_Document excerpt_

The 6000 series are commonly used for "Billet" parts where easy machining and formability is important as well as strength. the 7000 series is a hardenable alloy more commonly used in applications such as aircraft panels which do not require a lot of forming. Some alloys will fracture if bent at a sharp 90* angle. Typically the last two numbers in the series will designate the strength of the alloy, with higher numbers being stronger.

Jim


twentyover
Greg Fast
Burbs of Detroit
(2 posts)

Registered:
02/29/2008 06:33PM

Main British Car:
1968 MGC GT 2.9 C series

Re: aluminium
Posted by: twentyover
Date: June 08, 2009 01:23AM

Need to be careful w/ 6061, as it's prone to silicone nodule cracking as it cools from the melt. Need to use 4043 or 5356 fill wire when welding.

Respectfully disagree w/ Jim "the last two numbers in the series will designate the strength of the alloy"- The first number of the alloy identifies the primary alloying element- 3XXX is manganese, 6XXX is silicone-magnesium, etc. The last 2 digits identify the composition limits of other alloying agents, and are assigned sequentially, for all alloys except the 1XXX (commoercially pure aluminum) alloys. The 2nd digit defines a variation in the base alloy, with substantially the same properties as X0XX. This is frequently a result variations in the bauxite used to refine aluminum.



Edited 1 time(s). Last edit at 06/08/2009 01:24AM by twentyover.

_Short problem A_
Rewrite the records from the line with "100, 78, 171]" up to and including the line with "78, 467, 91]", putting "lesson-duration" in place of "lesson-hours" and keeping everything else the same.
_Short problem B_
Write the next part of the forum discussion on aluminum alloys, continuing from where it stops.

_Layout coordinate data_
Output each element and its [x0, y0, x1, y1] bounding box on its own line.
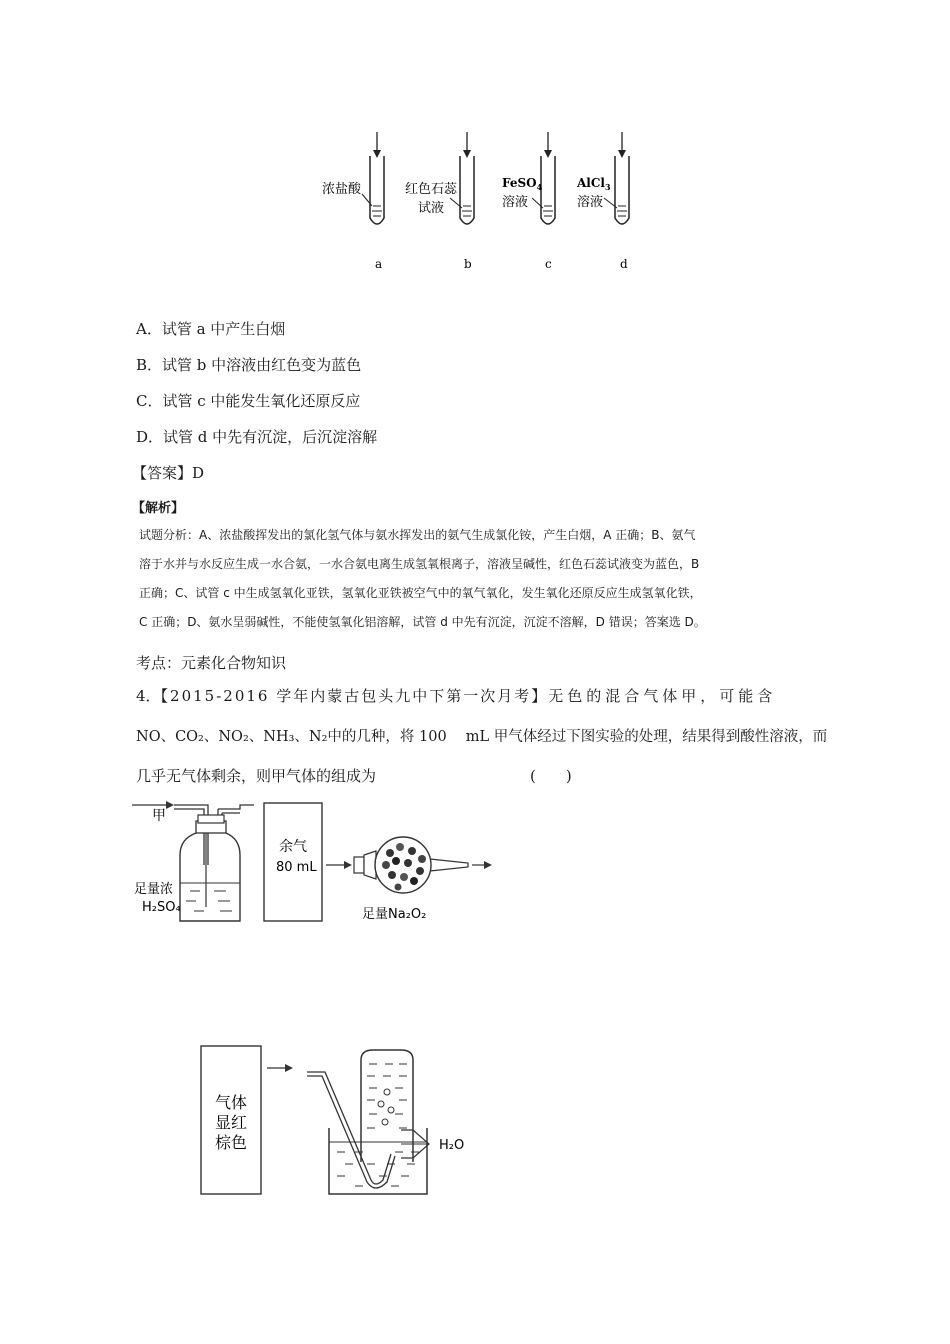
test-tube-d [604, 132, 629, 224]
gas-box-line1: 气体 [215, 1093, 248, 1112]
tube-b-letter: b [464, 257, 472, 271]
analysis-line-1: 试题分析：A、浓盐酸挥发出的氯化氢气体与氨水挥发出的氨气生成氯化铵，产生白烟，A 正确；B、氨气 [139, 528, 696, 542]
test-tube-a [362, 132, 384, 224]
answer-parentheses: ( ) [530, 767, 572, 785]
gas-jia-label: 甲 [152, 808, 166, 824]
option-d: D．试管 d 中先有沉淀，后沉淀溶解 [136, 428, 378, 446]
analysis-line-4: C 正确；D、氨水呈弱碱性，不能使氢氧化铝溶解，试管 d 中先有沉淀，沉淀不溶解，D 错误；答案选 D。 [139, 615, 706, 629]
tube-b-label-line1: 红色石蕊 [405, 182, 458, 197]
answer-line: 【答案】D [132, 464, 205, 482]
analysis-line-3: 正确；C、试管 c 中生成氢氧化亚铁，氢氧化亚铁被空气中的氧气氧化，发生氧化还原反应生成氢氧化铁， [139, 586, 702, 600]
tube-c-label-line2: 溶液 [502, 195, 529, 210]
kaodian-line: 考点：元素化合物知识 [136, 654, 287, 672]
option-c: C．试管 c 中能发生氧化还原反应 [136, 392, 361, 410]
delivery-tube [307, 1072, 391, 1184]
question-text-1: 无色的混合气体甲，可能含 [548, 687, 777, 705]
apparatus-figure-2 [195, 1040, 485, 1200]
analysis-line-2: 溶于水并与水反应生成一水合氨，一水合氨电离生成氢氧根离子，溶液呈碱性，红色石蕊试液变为蓝色，B [139, 557, 700, 571]
option-b: B．试管 b 中溶液由红色变为蓝色 [136, 356, 362, 374]
tube-c-label-line1: FeSO$_4$ [502, 176, 543, 192]
tube-a-label: 浓盐酸 [322, 182, 362, 197]
gas-washing-bottle [174, 805, 254, 921]
test-tube-figure [300, 120, 660, 280]
question-source: 【2015-2016 学年内蒙古包头九中下第一次月考】 [160, 687, 549, 705]
reagent-label-line1: 足量浓 [134, 882, 174, 897]
reagent-label-line2: H₂SO₄ [142, 900, 181, 915]
tube-c-letter: c [545, 257, 552, 271]
tube-d-letter: d [620, 257, 628, 271]
analysis-heading: 【解析】 [132, 501, 185, 516]
drying-tube [354, 837, 468, 893]
tube-a-letter: a [375, 257, 383, 271]
question-4-line1 [136, 685, 776, 706]
remaining-gas-volume: 80 mL [276, 860, 317, 875]
na2o2-label: 足量Na₂O₂ [362, 907, 427, 922]
tube-b-label-line2: 试液 [418, 201, 445, 216]
apparatus-figure-1 [130, 795, 500, 930]
tube-d-label-line2: 溶液 [577, 195, 604, 210]
test-tube-b [450, 132, 474, 224]
remaining-gas-label: 余气 [279, 839, 307, 855]
question-number: 4． [136, 687, 161, 705]
gas-box-line2: 显红 [215, 1113, 248, 1132]
question-4-line2: NO、CO₂、NO₂、NH₃、N₂中的几种，将 100 mL 甲气体经过下图实验的处理，结果得到酸性溶液，而 [136, 729, 828, 745]
question-4-line3: 几乎无气体剩余，则甲气体的组成为 [136, 767, 377, 785]
option-a: A．试管 a 中产生白烟 [136, 320, 286, 338]
inverted-cylinder [361, 1050, 413, 1162]
water-label: H₂O [439, 1138, 465, 1153]
tube-d-label-line1: AlCl$_3$ [577, 176, 611, 192]
gas-box-line3: 棕色 [215, 1133, 248, 1152]
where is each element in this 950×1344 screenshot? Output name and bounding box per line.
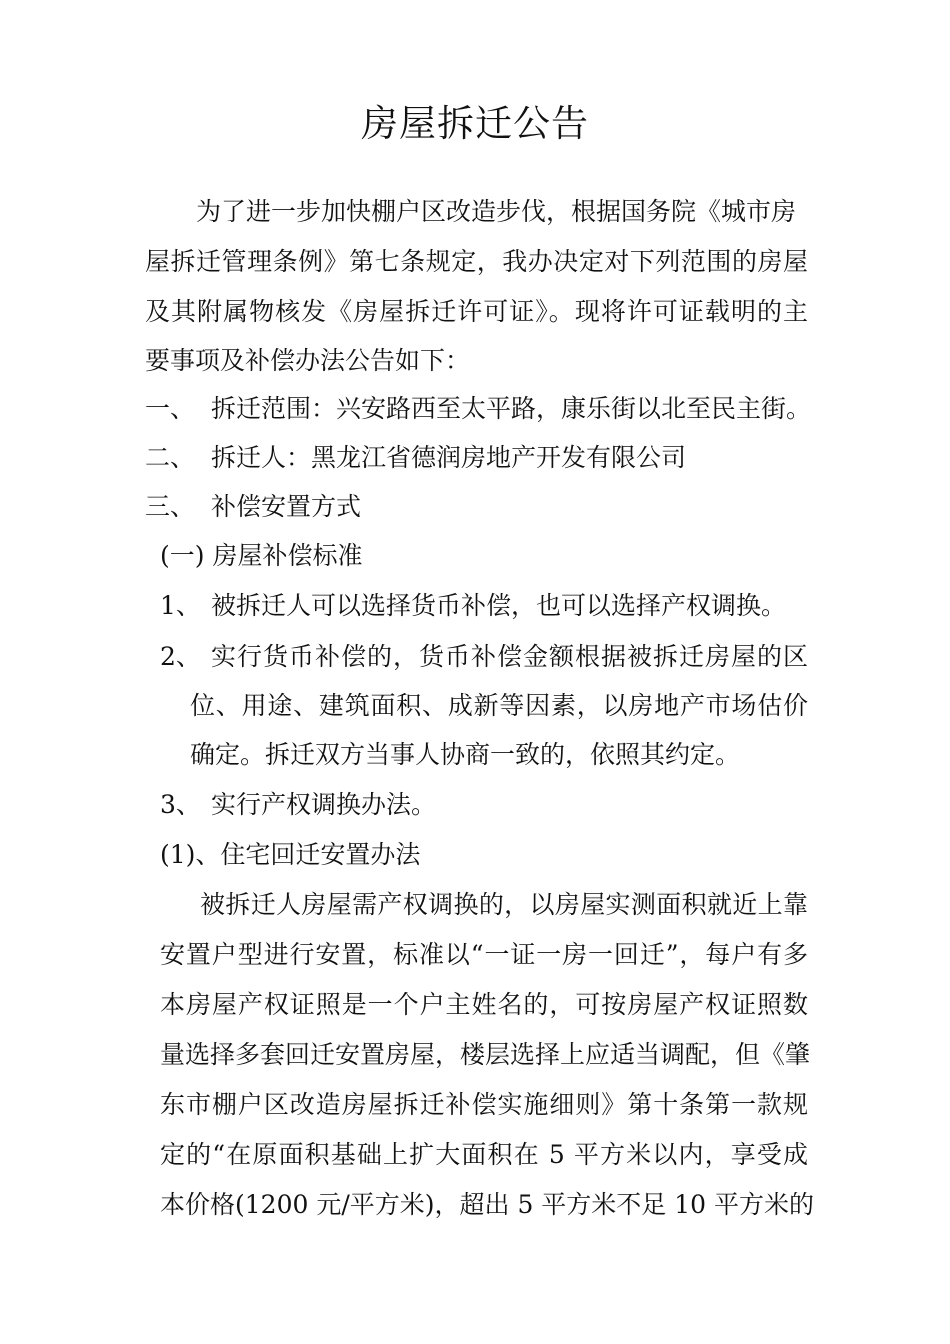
item-number: 2、 xyxy=(160,642,201,671)
intro-line: 及其附属物核发《房屋拆迁许可证》。现将许可证载明的主 xyxy=(145,297,808,326)
item-text: 实行产权调换办法。 xyxy=(211,790,437,819)
item-text: 实行货币补偿的，货币补偿金额根据被拆迁房屋的区 xyxy=(211,642,808,671)
item-text: 被拆迁人可以选择货币补偿，也可以选择产权调换。 xyxy=(211,591,787,620)
section-number: 三、 xyxy=(145,492,196,521)
body-line: 被拆迁人房屋需产权调换的，以房屋实测面积就近上靠 xyxy=(200,890,808,919)
section-text: 拆迁范围：兴安路西至太平路，康乐街以北至民主街。 xyxy=(211,394,812,423)
body-line: 量选择多套回迁安置房屋，楼层选择上应适当调配，但《肇 xyxy=(160,1040,811,1069)
subheading: (一) 房屋补偿标准 xyxy=(160,541,363,570)
section-text: 拆迁人：黑龙江省德润房地产开发有限公司 xyxy=(211,443,687,472)
subheading: (1)、住宅回迁安置办法 xyxy=(160,840,421,869)
body-line: 定的“在原面积基础上扩大面积在 5 平方米以内，享受成 xyxy=(160,1140,808,1169)
section-number: 一、 xyxy=(145,394,196,423)
section-number: 二、 xyxy=(145,443,196,472)
section-text: 补偿安置方式 xyxy=(211,492,362,521)
item-number: 1、 xyxy=(160,591,201,620)
page-title: 房屋拆迁公告 xyxy=(361,102,589,145)
item-text-continued: 位、用途、建筑面积、成新等因素，以房地产市场估价 xyxy=(190,691,808,720)
item-text-continued: 确定。拆迁双方当事人协商一致的，依照其约定。 xyxy=(190,740,741,769)
body-line: 本房屋产权证照是一个户主姓名的，可按房屋产权证照数 xyxy=(160,990,808,1019)
intro-line: 要事项及补偿办法公告如下： xyxy=(145,346,471,375)
body-line: 东市棚户区改造房屋拆迁补偿实施细则》第十条第一款规 xyxy=(160,1090,808,1119)
intro-line: 屋拆迁管理条例》第七条规定，我办决定对下列范围的房屋 xyxy=(145,247,808,276)
body-line: 安置户型进行安置，标准以“一证一房一回迁”，每户有多 xyxy=(160,940,808,969)
intro-line: 为了进一步加快棚户区改造步伐，根据国务院《城市房 xyxy=(196,197,797,226)
body-line: 本价格(1200 元/平方米)，超出 5 平方米不足 10 平方米的 xyxy=(160,1190,815,1219)
item-number: 3、 xyxy=(160,790,201,819)
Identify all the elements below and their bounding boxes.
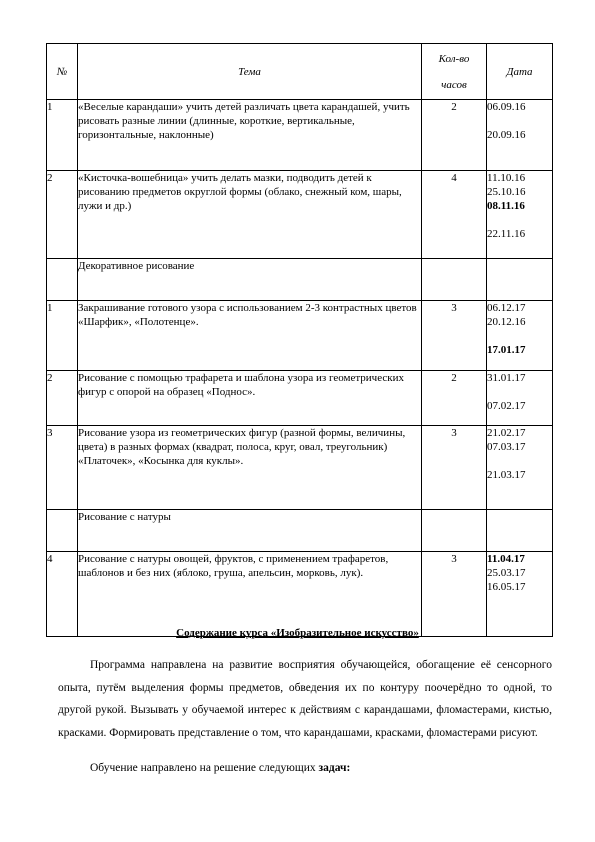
lesson-number: 1	[47, 100, 78, 171]
lesson-date: 06.12.17	[487, 302, 526, 314]
date-spacer	[487, 329, 552, 343]
section-title: Рисование с натуры	[78, 510, 422, 552]
lesson-row	[47, 301, 553, 371]
section-date-cell	[487, 259, 553, 301]
lesson-number: 2	[47, 371, 78, 426]
lesson-number: 2	[47, 171, 78, 259]
lesson-row	[47, 371, 553, 426]
course-title: Содержание курса «Изобразительное искусство»	[176, 627, 419, 639]
lesson-dates	[487, 426, 553, 510]
header-topic: Тема	[78, 44, 422, 100]
lesson-row	[47, 100, 553, 171]
header-date: Дата	[487, 44, 553, 100]
section-num-cell	[47, 510, 78, 552]
date-spacer	[487, 213, 552, 227]
lesson-topic: Закрашивание готового узора с использованием 2-3 контрастных цветов «Шарфик», «Полотенце».	[78, 301, 422, 371]
tasks-bold: задач:	[318, 762, 351, 774]
lesson-date: 11.10.16	[487, 172, 526, 184]
lesson-date: 20.09.16	[487, 129, 526, 141]
lesson-row	[47, 426, 553, 510]
lesson-date: 11.04.17	[487, 553, 525, 565]
tasks-text: Обучение направлено на решение следующих	[90, 762, 319, 774]
header-hours	[422, 44, 487, 100]
lesson-date: 07.02.17	[487, 400, 526, 412]
lesson-plan-table	[46, 43, 553, 637]
section-hours-cell	[422, 259, 487, 301]
lesson-date: 17.01.17	[487, 344, 526, 356]
header-hours-line1: Кол-во	[438, 52, 470, 65]
lesson-dates	[487, 552, 553, 637]
lesson-date: 06.09.16	[487, 101, 526, 113]
section-row	[47, 510, 553, 552]
lesson-date: 16.05.17	[487, 581, 526, 593]
section-title: Декоративное рисование	[78, 259, 422, 301]
lesson-topic: Рисование с помощью трафарета и шаблона узора из геометрических фигур с опорой на образец «Поднос».	[78, 371, 422, 426]
lesson-hours: 3	[422, 301, 487, 371]
lesson-dates	[487, 100, 553, 171]
section-date-cell	[487, 510, 553, 552]
lesson-hours: 3	[422, 426, 487, 510]
tasks-paragraph	[58, 759, 552, 777]
date-spacer	[487, 114, 552, 128]
lesson-hours: 4	[422, 171, 487, 259]
lesson-date: 07.03.17	[487, 441, 526, 453]
lesson-date: 21.03.17	[487, 469, 526, 481]
lesson-date: 31.01.17	[487, 372, 526, 384]
lesson-topic: «Кисточка-вошебница» учить делать мазки, подводить детей к рисованию предметов округлой формы (облако, снежный ком, шары, лужи и др.)	[78, 171, 422, 259]
header-hours-line2: часов	[441, 78, 467, 91]
lesson-topic: Рисование с натуры овощей, фруктов, с применением трафаретов, шаблонов и без них (яблоко, груша, апельсин, морковь, лук).	[78, 552, 422, 637]
section-num-cell	[47, 259, 78, 301]
lesson-dates	[487, 301, 553, 371]
lesson-date: 22.11.16	[487, 228, 526, 240]
lesson-topic: Рисование узора из геометрических фигур (разной формы, величины, цвета) в разных формах (квадрат, полоса, круг, овал, треугольник) «Платочек», «Косынка для куклы».	[78, 426, 422, 510]
lesson-number: 1	[47, 301, 78, 371]
lesson-number: 4	[47, 552, 78, 637]
lesson-row	[47, 171, 553, 259]
lesson-date: 25.03.17	[487, 567, 526, 579]
header-num: №	[47, 44, 78, 100]
lesson-hours: 2	[422, 100, 487, 171]
lesson-hours: 2	[422, 371, 487, 426]
lesson-date: 21.02.17	[487, 427, 526, 439]
lesson-number: 3	[47, 426, 78, 510]
lesson-row	[47, 552, 553, 637]
lesson-hours: 3	[422, 552, 487, 637]
lesson-date: 08.11.16	[487, 200, 525, 212]
section-row	[47, 259, 553, 301]
lesson-dates	[487, 171, 553, 259]
date-spacer	[487, 385, 552, 399]
lesson-topic: «Веселые карандаши» учить детей различать цвета карандашей, учить рисовать разные линии (длинные, короткие, вертикальные, горизонтальные, наклонные)	[78, 100, 422, 171]
lesson-date: 20.12.16	[487, 316, 526, 328]
lesson-dates	[487, 371, 553, 426]
program-paragraph: Программа направлена на развитие восприятия обучающейся, обогащение её сенсорного опыта, путём выделения формы предметов, обведения их по контуру поочерёдно то одной, то другой рукой. Вызывать у обучаемой интерес к действиям с карандашами, фломастерами, кистью, красками. Формировать представление о том, что карандашами, красками, фломастерами рисуют.	[58, 659, 552, 739]
lesson-date: 25.10.16	[487, 186, 526, 198]
section-hours-cell	[422, 510, 487, 552]
date-spacer	[487, 454, 552, 468]
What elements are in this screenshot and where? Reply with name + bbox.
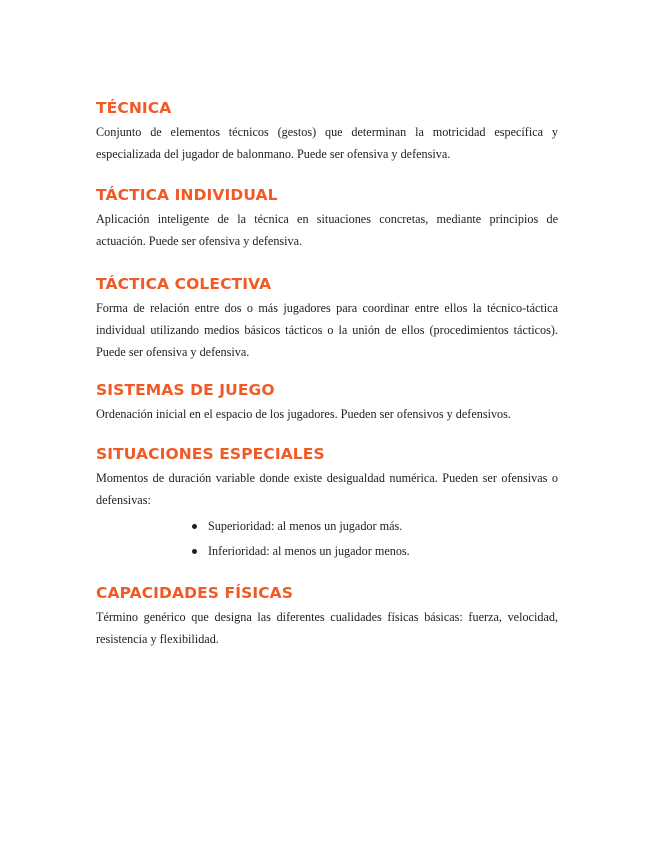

_Exercise result A_
lesson-number: 1	[47, 100, 78, 171]
lesson-date: 06.12.17	[487, 302, 526, 314]
date-spacer	[487, 329, 552, 343]
section-title: Рисование с натуры	[78, 510, 422, 552]
lesson-row	[47, 301, 553, 371]
section-date-cell	[487, 259, 553, 301]
lesson-number: 2	[47, 371, 78, 426]
lesson-number: 2	[47, 171, 78, 259]
lesson-row	[47, 371, 553, 426]
course-title: Содержание курса «Изобразительное искусство»	[176, 627, 419, 639]
lesson-dates	[487, 426, 553, 510]
header-topic: Тема	[78, 44, 422, 100]
lesson-row	[47, 100, 553, 171]
header-date: Дата	[487, 44, 553, 100]
section-num-cell	[47, 510, 78, 552]
date-spacer	[487, 213, 552, 227]
lesson-topic: Закрашивание готового узора с использованием 2-3 контрастных цветов «Шарфик», «Полотенце».	[78, 301, 422, 371]
tasks-bold: задач:	[318, 762, 351, 774]
lesson-date: 11.10.16	[487, 172, 526, 184]
lesson-date: 20.09.16	[487, 129, 526, 141]
lesson-row	[47, 426, 553, 510]
lesson-date: 11.04.17	[487, 553, 525, 565]
tasks-text: Обучение направлено на решение следующих	[90, 762, 319, 774]
header-hours	[422, 44, 487, 100]
lesson-date: 07.02.17	[487, 400, 526, 412]
lesson-plan-table	[46, 43, 553, 637]
section-hours-cell	[422, 259, 487, 301]
lesson-date: 17.01.17	[487, 344, 526, 356]
header-hours-line1: Кол-во	[438, 52, 470, 65]
lesson-dates	[487, 552, 553, 637]
lesson-date: 06.09.16	[487, 101, 526, 113]
section-row	[47, 510, 553, 552]
lesson-date: 16.05.17	[487, 581, 526, 593]
section-title: Декоративное рисование	[78, 259, 422, 301]
lesson-topic: Рисование с помощью трафарета и шаблона узора из геометрических фигур с опорой на образец «Поднос».	[78, 371, 422, 426]
lesson-duration: 3	[422, 301, 487, 371]
lesson-dates	[487, 100, 553, 171]
section-date-cell	[487, 510, 553, 552]
lesson-duration: 3	[422, 426, 487, 510]
tasks-paragraph	[58, 759, 552, 777]
date-spacer	[487, 114, 552, 128]
lesson-duration: 4	[422, 171, 487, 259]
lesson-date: 07.03.17	[487, 441, 526, 453]
lesson-date: 21.03.17	[487, 469, 526, 481]
lesson-date: 31.01.17	[487, 372, 526, 384]
lesson-topic: «Кисточка-вошебница» учить делать мазки, подводить детей к рисованию предметов округлой формы (облако, снежный ком, шары, лужи и др.)	[78, 171, 422, 259]
header-hours-line2: часов	[441, 78, 467, 91]

_Exercise result B_
BlownMGB-V8
Jim Blackwood
9406 Gunpowder Rd., Florence, KY 41042
(6468 posts)

Registered:
10/23/2007 12:59PM

Main British Car:
1971 MGB Blown,Injected,Intercooled Buick 340/AA80E/JagIRS

authors avatar
Re: aluminium
Posted by: BlownMGB-V8
Date: June 12, 2009 11:40AM

Just going from memory Greg, thanks for the fill. There's a lot of metalurgy that goes into aluminum alloys and for a stressed part it makes a lot of sense to carefully research the composition and properties before hand. For general use and parts that don't see a lot of stress though, the commonly available alloys are usually fine and if they do fail, replacement with a higher grade will often solve the problem. Higher levels of alloying elements usually mean a stronger metal, unless the alloy is intended to develop other properties such as ductility. That's usually where the problems in selection lie, as the alloys have been developed to meet a very wide range of uses so as a general rule of thumb try to select alloys designed for a similar application. Machinery's Handbook and catalogs from metal suppliers are both good sources of information, as well as numerous online sources.

Jim


socorob
Robbie
La
(173 posts)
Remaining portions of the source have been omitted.